**REQUIRED TASK**. Return all of the entries exactly as written.

**PROVIDED DATA**.
◇ ◇ ◇ ◇

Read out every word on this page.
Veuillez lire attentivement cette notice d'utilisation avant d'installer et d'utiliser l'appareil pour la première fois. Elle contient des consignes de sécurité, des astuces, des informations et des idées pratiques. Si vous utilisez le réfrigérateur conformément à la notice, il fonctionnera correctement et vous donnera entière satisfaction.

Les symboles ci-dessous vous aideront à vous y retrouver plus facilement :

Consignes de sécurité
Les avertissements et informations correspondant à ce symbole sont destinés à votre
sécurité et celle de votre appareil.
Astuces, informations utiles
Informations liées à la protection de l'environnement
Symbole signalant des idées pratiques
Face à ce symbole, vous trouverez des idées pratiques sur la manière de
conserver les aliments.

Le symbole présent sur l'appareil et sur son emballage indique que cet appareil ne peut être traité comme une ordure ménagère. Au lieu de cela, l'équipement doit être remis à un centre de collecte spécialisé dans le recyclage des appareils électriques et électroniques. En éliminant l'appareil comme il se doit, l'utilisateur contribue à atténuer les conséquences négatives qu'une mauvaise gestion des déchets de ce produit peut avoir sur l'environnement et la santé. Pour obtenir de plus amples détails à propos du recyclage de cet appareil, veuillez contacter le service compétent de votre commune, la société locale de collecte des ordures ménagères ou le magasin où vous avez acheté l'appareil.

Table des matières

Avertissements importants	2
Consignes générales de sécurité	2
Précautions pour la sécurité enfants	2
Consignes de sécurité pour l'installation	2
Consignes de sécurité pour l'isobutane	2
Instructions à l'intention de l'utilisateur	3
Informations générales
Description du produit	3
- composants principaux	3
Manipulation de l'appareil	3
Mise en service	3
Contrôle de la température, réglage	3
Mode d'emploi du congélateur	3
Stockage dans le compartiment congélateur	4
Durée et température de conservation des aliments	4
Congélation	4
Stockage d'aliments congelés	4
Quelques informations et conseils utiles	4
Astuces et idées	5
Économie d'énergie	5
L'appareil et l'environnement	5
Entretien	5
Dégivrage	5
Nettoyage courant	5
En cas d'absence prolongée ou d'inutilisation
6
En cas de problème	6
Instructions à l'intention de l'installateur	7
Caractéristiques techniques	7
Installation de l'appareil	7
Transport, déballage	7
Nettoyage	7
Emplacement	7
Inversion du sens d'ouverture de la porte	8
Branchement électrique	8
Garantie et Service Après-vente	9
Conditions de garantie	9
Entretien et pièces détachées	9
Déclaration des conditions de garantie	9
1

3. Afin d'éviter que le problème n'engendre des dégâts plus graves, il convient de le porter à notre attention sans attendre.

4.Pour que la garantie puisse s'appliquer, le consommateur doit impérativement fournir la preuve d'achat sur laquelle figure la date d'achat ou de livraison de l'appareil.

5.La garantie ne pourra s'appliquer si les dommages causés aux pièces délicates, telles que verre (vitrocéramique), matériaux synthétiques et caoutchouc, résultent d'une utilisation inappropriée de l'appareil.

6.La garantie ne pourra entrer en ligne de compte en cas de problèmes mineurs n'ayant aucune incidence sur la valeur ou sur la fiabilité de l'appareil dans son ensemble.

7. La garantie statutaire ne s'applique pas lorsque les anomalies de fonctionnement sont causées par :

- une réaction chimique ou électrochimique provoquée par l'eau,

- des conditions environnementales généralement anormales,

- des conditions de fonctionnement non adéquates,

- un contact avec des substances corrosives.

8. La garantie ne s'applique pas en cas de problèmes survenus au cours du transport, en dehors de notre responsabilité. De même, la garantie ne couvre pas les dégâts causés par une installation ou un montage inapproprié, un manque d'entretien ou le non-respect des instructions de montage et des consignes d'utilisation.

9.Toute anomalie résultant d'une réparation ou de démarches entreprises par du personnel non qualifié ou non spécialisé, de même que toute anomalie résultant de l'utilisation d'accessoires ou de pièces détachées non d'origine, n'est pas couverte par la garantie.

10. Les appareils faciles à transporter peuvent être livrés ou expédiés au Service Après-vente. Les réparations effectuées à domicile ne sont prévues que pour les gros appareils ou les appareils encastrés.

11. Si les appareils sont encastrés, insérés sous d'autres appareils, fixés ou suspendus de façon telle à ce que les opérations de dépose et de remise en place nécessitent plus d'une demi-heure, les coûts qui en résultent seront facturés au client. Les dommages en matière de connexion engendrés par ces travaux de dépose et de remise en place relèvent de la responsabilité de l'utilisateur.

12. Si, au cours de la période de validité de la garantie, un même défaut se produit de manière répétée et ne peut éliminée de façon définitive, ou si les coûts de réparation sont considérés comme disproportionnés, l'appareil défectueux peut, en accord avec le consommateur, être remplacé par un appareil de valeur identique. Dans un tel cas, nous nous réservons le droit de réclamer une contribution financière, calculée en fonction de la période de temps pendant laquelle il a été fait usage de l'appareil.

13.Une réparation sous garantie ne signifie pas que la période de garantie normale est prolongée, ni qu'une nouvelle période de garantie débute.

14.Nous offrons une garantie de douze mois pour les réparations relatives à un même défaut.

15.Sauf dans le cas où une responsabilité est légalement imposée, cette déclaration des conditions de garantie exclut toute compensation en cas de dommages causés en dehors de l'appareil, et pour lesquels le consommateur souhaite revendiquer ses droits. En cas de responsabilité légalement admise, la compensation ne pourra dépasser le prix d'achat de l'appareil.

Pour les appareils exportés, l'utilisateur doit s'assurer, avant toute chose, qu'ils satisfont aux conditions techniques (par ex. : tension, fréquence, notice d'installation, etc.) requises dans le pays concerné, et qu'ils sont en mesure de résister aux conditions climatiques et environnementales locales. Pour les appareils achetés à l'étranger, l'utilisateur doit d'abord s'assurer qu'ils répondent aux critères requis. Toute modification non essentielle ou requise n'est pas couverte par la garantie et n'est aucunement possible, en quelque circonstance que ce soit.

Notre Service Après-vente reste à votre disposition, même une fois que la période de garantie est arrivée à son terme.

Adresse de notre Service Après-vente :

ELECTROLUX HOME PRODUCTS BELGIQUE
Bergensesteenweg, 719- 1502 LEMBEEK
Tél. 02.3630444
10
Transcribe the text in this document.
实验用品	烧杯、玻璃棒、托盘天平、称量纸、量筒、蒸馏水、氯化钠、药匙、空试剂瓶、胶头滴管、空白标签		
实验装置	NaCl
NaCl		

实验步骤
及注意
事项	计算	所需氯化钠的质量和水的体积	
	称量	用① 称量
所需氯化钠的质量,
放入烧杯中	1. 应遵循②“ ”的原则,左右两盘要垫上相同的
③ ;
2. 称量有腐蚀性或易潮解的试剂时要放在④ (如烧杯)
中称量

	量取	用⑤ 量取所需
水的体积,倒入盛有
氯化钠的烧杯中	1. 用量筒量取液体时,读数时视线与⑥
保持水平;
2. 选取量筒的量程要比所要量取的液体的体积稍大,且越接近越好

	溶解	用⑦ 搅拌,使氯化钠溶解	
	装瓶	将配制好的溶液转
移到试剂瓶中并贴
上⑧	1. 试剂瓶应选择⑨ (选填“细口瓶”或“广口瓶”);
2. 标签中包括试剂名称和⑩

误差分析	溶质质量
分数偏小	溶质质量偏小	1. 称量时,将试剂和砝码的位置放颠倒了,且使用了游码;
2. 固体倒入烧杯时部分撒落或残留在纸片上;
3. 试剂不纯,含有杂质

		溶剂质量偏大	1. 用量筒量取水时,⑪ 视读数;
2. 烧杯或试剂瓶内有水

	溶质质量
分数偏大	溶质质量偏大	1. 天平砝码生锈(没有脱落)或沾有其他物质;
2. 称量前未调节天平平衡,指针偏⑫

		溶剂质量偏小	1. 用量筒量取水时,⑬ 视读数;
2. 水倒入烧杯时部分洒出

◇ ◇ ◇ ◇

**WRITTEN RESPONSE**.
Read out every word on this page.
Veuillez lire attentivement cette notice d'utilisation avant d'installer et d'utiliser l'appareil pour la première fois. Elle contient des consignes de sécurité, des astuces, des informations et des idées pratiques. Si vous utilisez le réfrigérateur conformément à la notice, il fonctionnera correctement et vous donnera entière satisfaction.

Les symboles ci-dessous vous aideront à vous y retrouver plus facilement :

Consignes de sécurité
Les avertissements et informations correspondant à ce symbole sont destinés à votre
sécurité et celle de votre appareil.
Astuces, informations utiles
Informations liées à la protection de l'environnement
Symbole signalant des idées pratiques
Face à ce symbole, vous trouverez des idées pratiques sur la manière de
conserver les aliments.

Le symbole présent sur l'appareil et sur son emballage indique que cet appareil ne peut être traité comme une ordure ménagère. Au lieu de cela, l'équipement doit être remis à un centre de collecte spécialisé dans le recyclage des appareils électriques et électroniques. En éliminant l'appareil comme il se doit, l'utilisateur contribue à atténuer les conséquences négatives qu'une mauvaise gestion des déchets de ce produit peut avoir sur l'environnement et la santé. Pour obtenir de plus amples détails à propos du recyclage de cet appareil, veuillez contacter le service compétent de votre commune, la société locale de collecte des ordures ménagères ou le magasin où vous avez acheté l'appareil.

Table des matières

Avertissements importants	2
Consignes générales de sécurité	2
Précautions pour la sécurité enfants	2
Consignes de sécurité pour l'installation	2
Consignes de sécurité pour l'isobutane	2
Instructions à l'intention de l'utilisateur	3
Informations générales
Description du produit	3
- composants principaux	3
Manipulation de l'appareil	3
Mise en service	3
Contrôle de la température, réglage	3
Mode d'emploi du congélateur	3
Stockage dans le compartiment congélateur	4
Durée et température de conservation des aliments	4
Congélation	4
Stockage d'aliments congelés	4
Quelques informations et conseils utiles	4
Astuces et idées	5
Économie d'énergie	5
L'appareil et l'environnement	5
Entretien	5
Dégivrage	5
Nettoyage courant	5
En cas d'absence prolongée ou d'inutilisation
6
En cas de problème	6
Instructions à l'intention de l'installateur	7
Caractéristiques techniques	7
Installation de l'appareil	7
Transport, déballage	7
Nettoyage	7
Emplacement	7
Inversion du sens d'ouverture de la porte	8
Branchement électrique	8
Garantie et Service Après-vente	9
Conditions de garantie	9
Entretien et pièces détachées	9
Déclaration des conditions de garantie	9
1

3. Afin d'éviter que le problème n'engendre des dégâts plus graves, il convient de le porter à notre attention sans attendre.

4.Pour que la garantie puisse s'appliquer, le consommateur doit impérativement fournir la preuve d'achat sur laquelle figure la date d'achat ou de livraison de l'appareil.

5.La garantie ne pourra s'appliquer si les dommages causés aux pièces délicates, telles que verre (vitrocéramique), matériaux synthétiques et caoutchouc, résultent d'une utilisation inappropriée de l'appareil.

6.La garantie ne pourra entrer en ligne de compte en cas de problèmes mineurs n'ayant aucune incidence sur la valeur ou sur la fiabilité de l'appareil dans son ensemble.

7. La garantie statutaire ne s'applique pas lorsque les anomalies de fonctionnement sont causées par :

- une réaction chimique ou électrochimique provoquée par l'eau,

- des conditions environnementales généralement anormales,

- des conditions de fonctionnement non adéquates,

- un contact avec des substances corrosives.

8. La garantie ne s'applique pas en cas de problèmes survenus au cours du transport, en dehors de notre responsabilité. De même, la garantie ne couvre pas les dégâts causés par une installation ou un montage inapproprié, un manque d'entretien ou le non-respect des instructions de montage et des consignes d'utilisation.

9.Toute anomalie résultant d'une réparation ou de démarches entreprises par du personnel non qualifié ou non spécialisé, de même que toute anomalie résultant de l'utilisation d'accessoires ou de pièces détachées non d'origine, n'est pas couverte par la garantie.

10. Les appareils faciles à transporter peuvent être livrés ou expédiés au Service Après-vente. Les réparations effectuées à domicile ne sont prévues que pour les gros appareils ou les appareils encastrés.

11. Si les appareils sont encastrés, insérés sous d'autres appareils, fixés ou suspendus de façon telle à ce que les opérations de dépose et de remise en place nécessitent plus d'une demi-heure, les coûts qui en résultent seront facturés au client. Les dommages en matière de connexion engendrés par ces travaux de dépose et de remise en place relèvent de la responsabilité de l'utilisateur.

12. Si, au cours de la période de validité de la garantie, un même défaut se produit de manière répétée et ne peut éliminée de façon définitive, ou si les coûts de réparation sont considérés comme disproportionnés, l'appareil défectueux peut, en accord avec le consommateur, être remplacé par un appareil de valeur identique. Dans un tel cas, nous nous réservons le droit de réclamer une contribution financière, calculée en fonction de la période de temps pendant laquelle il a été fait usage de l'appareil.

13.Une réparation sous garantie ne signifie pas que la période de garantie normale est prolongée, ni qu'une nouvelle période de garantie débute.

14.Nous offrons une garantie de douze mois pour les réparations relatives à un même défaut.

15.Sauf dans le cas où une responsabilité est légalement imposée, cette déclaration des conditions de garantie exclut toute compensation en cas de dommages causés en dehors de l'appareil, et pour lesquels le consommateur souhaite revendiquer ses droits. En cas de responsabilité légalement admise, la compensation ne pourra dépasser le prix d'achat de l'appareil.

Pour les appareils exportés, l'utilisateur doit s'assurer, avant toute chose, qu'ils satisfont aux conditions techniques (par ex. : tension, fréquence, notice d'installation, etc.) requises dans le pays concerné, et qu'ils sont en mesure de résister aux conditions climatiques et environnementales locales. Pour les appareils achetés à l'étranger, l'utilisateur doit d'abord s'assurer qu'ils répondent aux critères requis. Toute modification non essentielle ou requise n'est pas couverte par la garantie et n'est aucunement possible, en quelque circonstance que ce soit.

Notre Service Après-vente reste à votre disposition, même une fois que la période de garantie est arrivée à son terme.

Adresse de notre Service Après-vente :

ELECTROLUX HOME PRODUCTS BELGIQUE
Bergensesteenweg, 719- 1502 LEMBEEK
Tél. 02.3630444
10
Transcribe the text in this document.
实验用品	烧杯、玻璃棒、托盘天平、称量纸、量筒、蒸馏水、氯化钠、药匙、空试剂瓶、胶头滴管、空白标签		
实验装置	NaCl
NaCl		

实验步骤
及注意
事项	计算	所需氯化钠的质量和水的体积	
	称量	用① 称量
所需氯化钠的质量,
放入烧杯中	1. 应遵循②“ ”的原则,左右两盘要垫上相同的
③ ;
2. 称量有腐蚀性或易潮解的试剂时要放在④ (如烧杯)
中称量

	量取	用⑤ 量取所需
水的体积,倒入盛有
氯化钠的烧杯中	1. 用量筒量取液体时,读数时视线与⑥
保持水平;
2. 选取量筒的量程要比所要量取的液体的体积稍大,且越接近越好

	溶解	用⑦ 搅拌,使氯化钠溶解	
	装瓶	将配制好的溶液转
移到试剂瓶中并贴
上⑧	1. 试剂瓶应选择⑨ (选填“细口瓶”或“广口瓶”);
2. 标签中包括试剂名称和⑩

误差分析	溶质质量
分数偏小	溶质质量偏小	1. 称量时,将试剂和砝码的位置放颠倒了,且使用了游码;
2. 固体倒入烧杯时部分撒落或残留在纸片上;
3. 试剂不纯,含有杂质

		溶剂质量偏大	1. 用量筒量取水时,⑪ 视读数;
2. 烧杯或试剂瓶内有水

	溶质质量
分数偏大	溶质质量偏大	1. 天平砝码生锈(没有脱落)或沾有其他物质;
2. 称量前未调节天平平衡,指针偏⑫

		溶剂质量偏小	1. 用量筒量取水时,⑬ 视读数;
2. 水倒入烧杯时部分洒出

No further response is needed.